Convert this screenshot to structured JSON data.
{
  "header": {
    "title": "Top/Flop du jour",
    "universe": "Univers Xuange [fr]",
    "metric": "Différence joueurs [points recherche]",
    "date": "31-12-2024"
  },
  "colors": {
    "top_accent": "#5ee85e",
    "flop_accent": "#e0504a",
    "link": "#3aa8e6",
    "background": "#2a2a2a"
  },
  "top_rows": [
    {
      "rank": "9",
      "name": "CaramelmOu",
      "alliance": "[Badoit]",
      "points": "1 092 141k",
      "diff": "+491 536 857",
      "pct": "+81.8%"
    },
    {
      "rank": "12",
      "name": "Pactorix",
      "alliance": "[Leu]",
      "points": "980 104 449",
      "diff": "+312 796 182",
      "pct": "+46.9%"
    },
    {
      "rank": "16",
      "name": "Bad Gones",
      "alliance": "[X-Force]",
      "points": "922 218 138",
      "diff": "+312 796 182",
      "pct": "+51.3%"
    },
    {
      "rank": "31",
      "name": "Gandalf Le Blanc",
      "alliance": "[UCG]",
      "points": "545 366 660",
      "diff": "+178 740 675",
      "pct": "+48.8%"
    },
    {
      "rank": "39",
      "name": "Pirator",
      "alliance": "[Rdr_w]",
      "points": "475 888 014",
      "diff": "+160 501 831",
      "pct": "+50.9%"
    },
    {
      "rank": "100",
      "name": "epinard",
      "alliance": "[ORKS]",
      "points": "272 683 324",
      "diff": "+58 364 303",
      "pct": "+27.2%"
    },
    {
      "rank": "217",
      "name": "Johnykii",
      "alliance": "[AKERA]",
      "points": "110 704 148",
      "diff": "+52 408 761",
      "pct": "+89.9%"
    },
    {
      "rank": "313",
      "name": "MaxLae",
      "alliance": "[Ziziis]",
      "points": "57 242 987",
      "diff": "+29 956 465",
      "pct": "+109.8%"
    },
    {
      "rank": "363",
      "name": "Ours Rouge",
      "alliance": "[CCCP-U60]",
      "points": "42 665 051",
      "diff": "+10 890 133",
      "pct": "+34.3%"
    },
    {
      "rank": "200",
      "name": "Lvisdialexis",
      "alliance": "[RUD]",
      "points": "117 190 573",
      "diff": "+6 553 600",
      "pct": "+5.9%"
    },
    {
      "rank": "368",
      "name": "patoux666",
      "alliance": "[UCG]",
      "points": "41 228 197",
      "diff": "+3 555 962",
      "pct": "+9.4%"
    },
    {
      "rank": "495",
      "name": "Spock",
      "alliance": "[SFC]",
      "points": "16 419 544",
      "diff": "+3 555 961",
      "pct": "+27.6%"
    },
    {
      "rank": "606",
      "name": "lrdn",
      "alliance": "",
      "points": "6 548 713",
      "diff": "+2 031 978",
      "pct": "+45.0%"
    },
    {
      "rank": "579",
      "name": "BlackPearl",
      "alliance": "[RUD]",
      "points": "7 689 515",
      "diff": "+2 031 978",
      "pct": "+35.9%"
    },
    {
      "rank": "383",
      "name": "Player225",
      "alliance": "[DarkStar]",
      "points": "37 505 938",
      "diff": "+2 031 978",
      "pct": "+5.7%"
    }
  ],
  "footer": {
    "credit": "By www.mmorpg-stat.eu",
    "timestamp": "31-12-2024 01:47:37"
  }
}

What to do: Print every record above exactly as written.

Exercise answer:
Convert this screenshot to structured JSON data.
{
  "header": {
    "title": "Top/Flop du jour",
    "universe": "Univers Xuange [fr]",
    "metric": "Différence joueurs [points recherche]",
    "date": "31-12-2024"
  },
  "colors": {
    "top_accent": "#5ee85e",
    "flop_accent": "#e0504a",
    "link": "#3aa8e6",
    "background": "#2a2a2a"
  },
  "top_rows": [
    {
      "rank": "9",
      "name": "CaramelmOu",
      "alliance": "[Badoit]",
      "points": "1 092 141k",
      "diff": "+491 536 857",
      "pct": "+81.8%"
    },
    {
      "rank": "12",
      "name": "Pactorix",
      "alliance": "[Leu]",
      "points": "980 104 449",
      "diff": "+312 796 182",
      "pct": "+46.9%"
    },
    {
      "rank": "16",
      "name": "Bad Gones",
      "alliance": "[X-Force]",
      "points": "922 218 138",
      "diff": "+312 796 182",
      "pct": "+51.3%"
    },
    {
      "rank": "31",
      "name": "Gandalf Le Blanc",
      "alliance": "[UCG]",
      "points": "545 366 660",
      "diff": "+178 740 675",
      "pct": "+48.8%"
    },
    {
      "rank": "39",
      "name": "Pirator",
      "alliance": "[Rdr_w]",
      "points": "475 888 014",
      "diff": "+160 501 831",
      "pct": "+50.9%"
    },
    {
      "rank": "100",
      "name": "epinard",
      "alliance": "[ORKS]",
      "points": "272 683 324",
      "diff": "+58 364 303",
      "pct": "+27.2%"
    },
    {
      "rank": "217",
      "name": "Johnykii",
      "alliance": "[AKERA]",
      "points": "110 704 148",
      "diff": "+52 408 761",
      "pct": "+89.9%"
    },
    {
      "rank": "313",
      "name": "MaxLae",
      "alliance": "[Ziziis]",
      "points": "57 242 987",
      "diff": "+29 956 465",
      "pct": "+109.8%"
    },
    {
      "rank": "363",
      "name": "Ours Rouge",
      "alliance": "[CCCP-U60]",
      "points": "42 665 051",
      "diff": "+10 890 133",
      "pct": "+34.3%"
    },
    {
      "rank": "200",
      "name": "Lvisdialexis",
      "alliance": "[RUD]",
      "points": "117 190 573",
      "diff": "+6 553 600",
      "pct": "+5.9%"
    },
    {
      "rank": "368",
      "name": "patoux666",
      "alliance": "[UCG]",
      "points": "41 228 197",
      "diff": "+3 555 962",
      "pct": "+9.4%"
    },
    {
      "rank": "495",
      "name": "Spock",
      "alliance": "[SFC]",
      "points": "16 419 544",
      "diff": "+3 555 961",
      "pct": "+27.6%"
    },
    {
      "rank": "606",
      "name": "lrdn",
      "alliance": "",
      "points": "6 548 713",
      "diff": "+2 031 978",
      "pct": "+45.0%"
    },
    {
      "rank": "579",
      "name": "BlackPearl",
      "alliance": "[RUD]",
      "points": "7 689 515",
      "diff": "+2 031 978",
      "pct": "+35.9%"
    },
    {
      "rank": "383",
      "name": "Player225",
      "alliance": "[DarkStar]",
      "points": "37 505 938",
      "diff": "+2 031 978",
      "pct": "+5.7%"
    }
  ],
  "footer": {
    "credit": "By www.mmorpg-stat.eu",
    "timestamp": "31-12-2024 01:47:37"
  }
}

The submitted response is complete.